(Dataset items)
============

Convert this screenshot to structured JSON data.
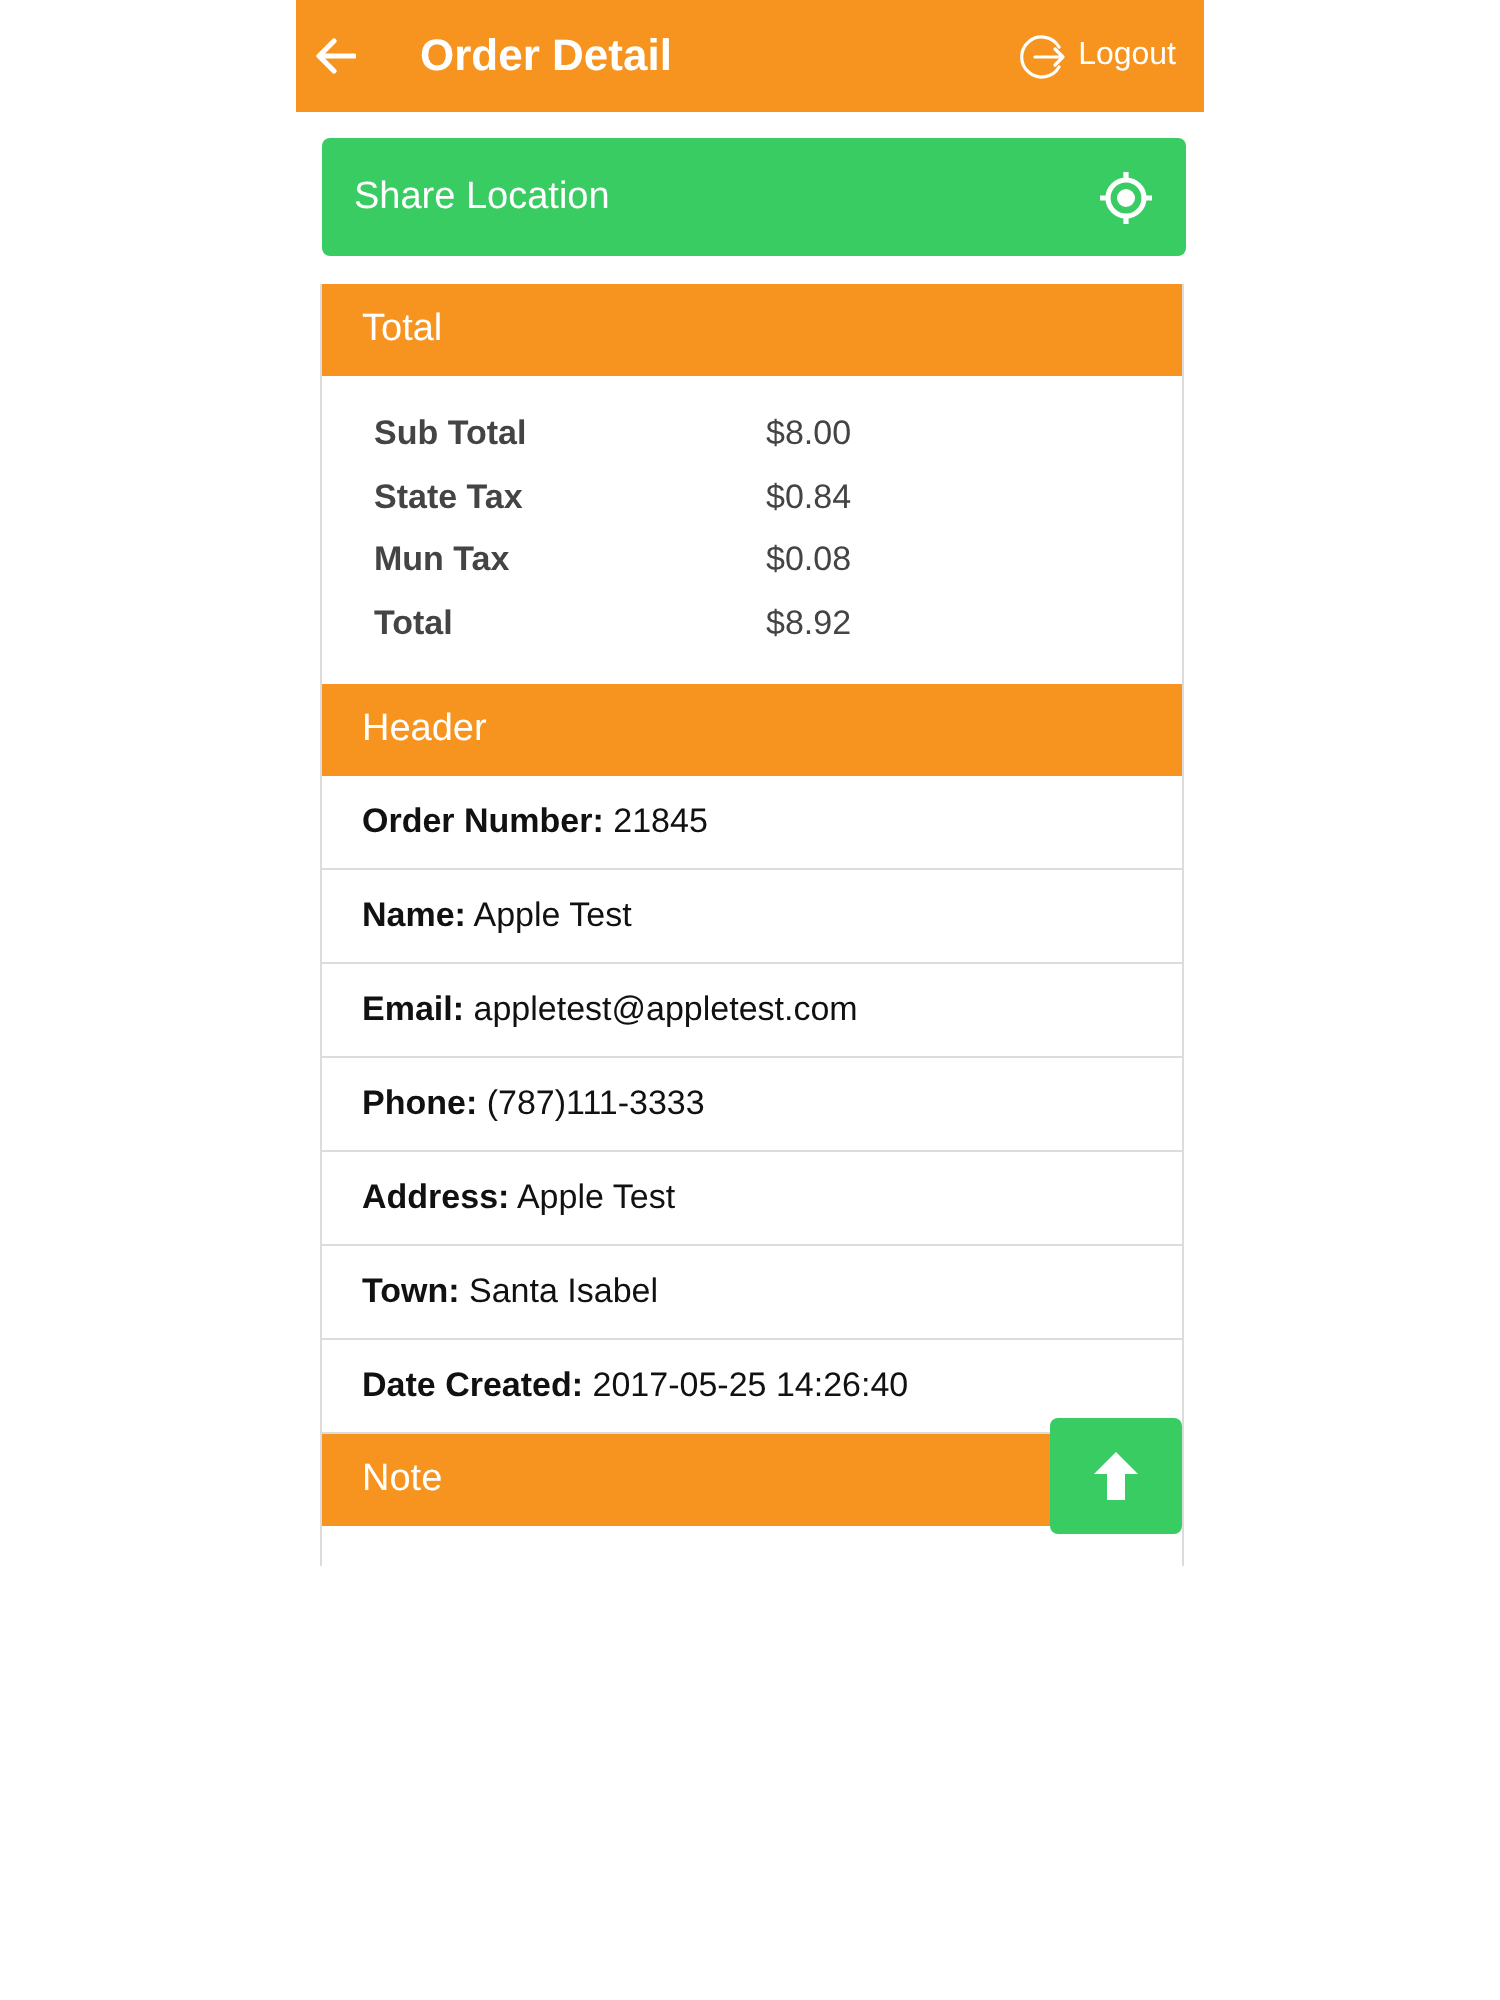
{
  "app_bar": {
    "title": "Order Detail",
    "logout_label": "Logout"
  },
  "share_location": {
    "label": "Share Location"
  },
  "sections": [
    {
      "kind": "totals",
      "title": "Total",
      "rows": [
        {
          "label": "Sub Total",
          "value": "$8.00"
        },
        {
          "label": "State Tax",
          "value": "$0.84"
        },
        {
          "label": "Mun Tax",
          "value": "$0.08"
        },
        {
          "label": "Total",
          "value": "$8.92"
        }
      ]
    },
    {
      "kind": "fields",
      "title": "Header",
      "rows": [
        {
          "text": "**Order Number:** 21845"
        },
        {
          "text": "**Name:** Apple Test"
        },
        {
          "text": "**Email:** appletest@appletest.com"
        },
        {
          "text": "**Phone:** (787)111-3333"
        },
        {
          "text": "**Address:** Apple Test"
        },
        {
          "text": "**Town:** Santa Isabel"
        },
        {
          "text": "**Date Created:** 2017-05-25 14:26:40"
        }
      ]
    },
    {
      "kind": "note",
      "title": "Note"
    }
  ]
}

============

### DESCRIPTION OF THE TASK
Copy each line in full and exactly, omitting any picture.

### FINAL ANSWER
Convert this screenshot to structured JSON data.
{
  "app_bar": {
    "title": "Order Detail",
    "logout_label": "Logout"
  },
  "share_location": {
    "label": "Share Location"
  },
  "sections": [
    {
      "kind": "totals",
      "title": "Total",
      "rows": [
        {
          "label": "Sub Total",
          "value": "$8.00"
        },
        {
          "label": "State Tax",
          "value": "$0.84"
        },
        {
          "label": "Mun Tax",
          "value": "$0.08"
        },
        {
          "label": "Total",
          "value": "$8.92"
        }
      ]
    },
    {
      "kind": "fields",
      "title": "Header",
      "rows": [
        {
          "text": "**Order Number:** 21845"
        },
        {
          "text": "**Name:** Apple Test"
        },
        {
          "text": "**Email:** appletest@appletest.com"
        },
        {
          "text": "**Phone:** (787)111-3333"
        },
        {
          "text": "**Address:** Apple Test"
        },
        {
          "text": "**Town:** Santa Isabel"
        },
        {
          "text": "**Date Created:** 2017-05-25 14:26:40"
        }
      ]
    },
    {
      "kind": "note",
      "title": "Note"
    }
  ]
}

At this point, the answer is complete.